WHAT NEEDS TO BE DONE >>
Transcribe all the records with complete accuracy.

SOURCE MATERIAL >>

━━━

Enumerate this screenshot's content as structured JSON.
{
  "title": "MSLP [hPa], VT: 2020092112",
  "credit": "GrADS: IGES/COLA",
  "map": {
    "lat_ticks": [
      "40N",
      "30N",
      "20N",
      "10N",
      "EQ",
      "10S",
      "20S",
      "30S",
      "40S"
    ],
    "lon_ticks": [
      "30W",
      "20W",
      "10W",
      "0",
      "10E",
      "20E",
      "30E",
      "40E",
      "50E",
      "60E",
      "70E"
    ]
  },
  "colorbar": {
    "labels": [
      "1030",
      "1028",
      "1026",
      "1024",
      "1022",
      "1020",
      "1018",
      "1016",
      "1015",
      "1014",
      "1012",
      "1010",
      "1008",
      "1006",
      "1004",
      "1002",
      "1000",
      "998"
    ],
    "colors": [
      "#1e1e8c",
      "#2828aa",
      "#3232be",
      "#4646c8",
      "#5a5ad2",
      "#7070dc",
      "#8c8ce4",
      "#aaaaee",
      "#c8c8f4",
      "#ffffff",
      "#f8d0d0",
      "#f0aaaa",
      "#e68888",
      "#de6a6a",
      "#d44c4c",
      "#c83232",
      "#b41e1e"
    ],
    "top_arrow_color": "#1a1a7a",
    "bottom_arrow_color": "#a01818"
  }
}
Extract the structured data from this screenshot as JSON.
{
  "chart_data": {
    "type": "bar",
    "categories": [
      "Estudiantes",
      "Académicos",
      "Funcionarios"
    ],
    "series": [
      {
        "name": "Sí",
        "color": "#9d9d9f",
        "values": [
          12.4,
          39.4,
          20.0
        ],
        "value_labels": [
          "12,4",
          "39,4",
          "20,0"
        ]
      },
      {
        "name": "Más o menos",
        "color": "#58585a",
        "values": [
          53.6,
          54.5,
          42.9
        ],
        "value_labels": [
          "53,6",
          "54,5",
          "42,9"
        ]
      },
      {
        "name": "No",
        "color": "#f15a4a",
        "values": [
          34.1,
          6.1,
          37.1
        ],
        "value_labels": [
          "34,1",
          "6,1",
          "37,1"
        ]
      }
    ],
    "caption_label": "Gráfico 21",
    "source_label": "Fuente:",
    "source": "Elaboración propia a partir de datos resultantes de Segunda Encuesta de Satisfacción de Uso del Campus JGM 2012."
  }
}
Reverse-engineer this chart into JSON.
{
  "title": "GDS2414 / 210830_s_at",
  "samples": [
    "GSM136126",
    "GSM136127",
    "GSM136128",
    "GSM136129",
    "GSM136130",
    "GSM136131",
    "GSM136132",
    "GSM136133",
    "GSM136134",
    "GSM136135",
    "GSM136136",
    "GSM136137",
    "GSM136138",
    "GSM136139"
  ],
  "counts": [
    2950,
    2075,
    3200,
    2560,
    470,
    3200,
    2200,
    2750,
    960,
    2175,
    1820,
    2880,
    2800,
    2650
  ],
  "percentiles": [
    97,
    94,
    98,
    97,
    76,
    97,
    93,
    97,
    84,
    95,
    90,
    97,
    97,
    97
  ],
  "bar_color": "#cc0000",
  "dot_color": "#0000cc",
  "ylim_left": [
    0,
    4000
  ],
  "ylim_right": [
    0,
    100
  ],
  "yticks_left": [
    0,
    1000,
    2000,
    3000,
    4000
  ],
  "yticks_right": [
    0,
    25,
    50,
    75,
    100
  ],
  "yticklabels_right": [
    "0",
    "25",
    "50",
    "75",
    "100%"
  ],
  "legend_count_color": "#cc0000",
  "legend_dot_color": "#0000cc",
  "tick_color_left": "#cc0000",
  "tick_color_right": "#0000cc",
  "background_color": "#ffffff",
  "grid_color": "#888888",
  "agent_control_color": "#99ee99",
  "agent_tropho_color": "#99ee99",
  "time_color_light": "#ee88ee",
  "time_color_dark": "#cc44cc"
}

━━━

EXPECTED OUTPUT >>
Enumerate this screenshot's content as structured JSON.
{
  "title": "MSLP [hPa], VT: 2020092112",
  "credit": "GrADS: IGES/COLA",
  "map": {
    "lat_ticks": [
      "40N",
      "30N",
      "20N",
      "10N",
      "EQ",
      "10S",
      "20S",
      "30S",
      "40S"
    ],
    "lon_ticks": [
      "30W",
      "20W",
      "10W",
      "0",
      "10E",
      "20E",
      "30E",
      "40E",
      "50E",
      "60E",
      "70E"
    ]
  },
  "colorbar": {
    "labels": [
      "1030",
      "1028",
      "1026",
      "1024",
      "1022",
      "1020",
      "1018",
      "1016",
      "1015",
      "1014",
      "1012",
      "1010",
      "1008",
      "1006",
      "1004",
      "1002",
      "1000",
      "998"
    ],
    "colors": [
      "#1e1e8c",
      "#2828aa",
      "#3232be",
      "#4646c8",
      "#5a5ad2",
      "#7070dc",
      "#8c8ce4",
      "#aaaaee",
      "#c8c8f4",
      "#ffffff",
      "#f8d0d0",
      "#f0aaaa",
      "#e68888",
      "#de6a6a",
      "#d44c4c",
      "#c83232",
      "#b41e1e"
    ],
    "top_arrow_color": "#1a1a7a",
    "bottom_arrow_color": "#a01818"
  }
}
Extract the structured data from this screenshot as JSON.
{
  "chart_data": {
    "type": "bar",
    "categories": [
      "Estudiantes",
      "Académicos",
      "Funcionarios"
    ],
    "series": [
      {
        "name": "Sí",
        "color": "#9d9d9f",
        "values": [
          12.4,
          39.4,
          20.0
        ],
        "value_labels": [
          "12,4",
          "39,4",
          "20,0"
        ]
      },
      {
        "name": "Más o menos",
        "color": "#58585a",
        "values": [
          53.6,
          54.5,
          42.9
        ],
        "value_labels": [
          "53,6",
          "54,5",
          "42,9"
        ]
      },
      {
        "name": "No",
        "color": "#f15a4a",
        "values": [
          34.1,
          6.1,
          37.1
        ],
        "value_labels": [
          "34,1",
          "6,1",
          "37,1"
        ]
      }
    ],
    "caption_label": "Gráfico 21",
    "source_label": "Fuente:",
    "source": "Elaboración propia a partir de datos resultantes de Segunda Encuesta de Satisfacción de Uso del Campus JGM 2012."
  }
}
Reverse-engineer this chart into JSON.
{
  "title": "GDS2414 / 210830_s_at",
  "samples": [
    "GSM136126",
    "GSM136127",
    "GSM136128",
    "GSM136129",
    "GSM136130",
    "GSM136131",
    "GSM136132",
    "GSM136133",
    "GSM136134",
    "GSM136135",
    "GSM136136",
    "GSM136137",
    "GSM136138",
    "GSM136139"
  ],
  "counts": [
    2950,
    2075,
    3200,
    2560,
    470,
    3200,
    2200,
    2750,
    960,
    2175,
    1820,
    2880,
    2800,
    2650
  ],
  "percentiles": [
    97,
    94,
    98,
    97,
    76,
    97,
    93,
    97,
    84,
    95,
    90,
    97,
    97,
    97
  ],
  "bar_color": "#cc0000",
  "dot_color": "#0000cc",
  "ylim_left": [
    0,
    4000
  ],
  "ylim_right": [
    0,
    100
  ],
  "yticks_left": [
    0,
    1000,
    2000,
    3000,
    4000
  ],
  "yticks_right": [
    0,
    25,
    50,
    75,
    100
  ],
  "yticklabels_right": [
    "0",
    "25",
    "50",
    "75",
    "100%"
  ],
  "legend_count_color": "#cc0000",
  "legend_dot_color": "#0000cc",
  "tick_color_left": "#cc0000",
  "tick_color_right": "#0000cc",
  "background_color": "#ffffff",
  "grid_color": "#888888",
  "agent_control_color": "#99ee99",
  "agent_tropho_color": "#99ee99",
  "time_color_light": "#ee88ee",
  "time_color_dark": "#cc44cc"
}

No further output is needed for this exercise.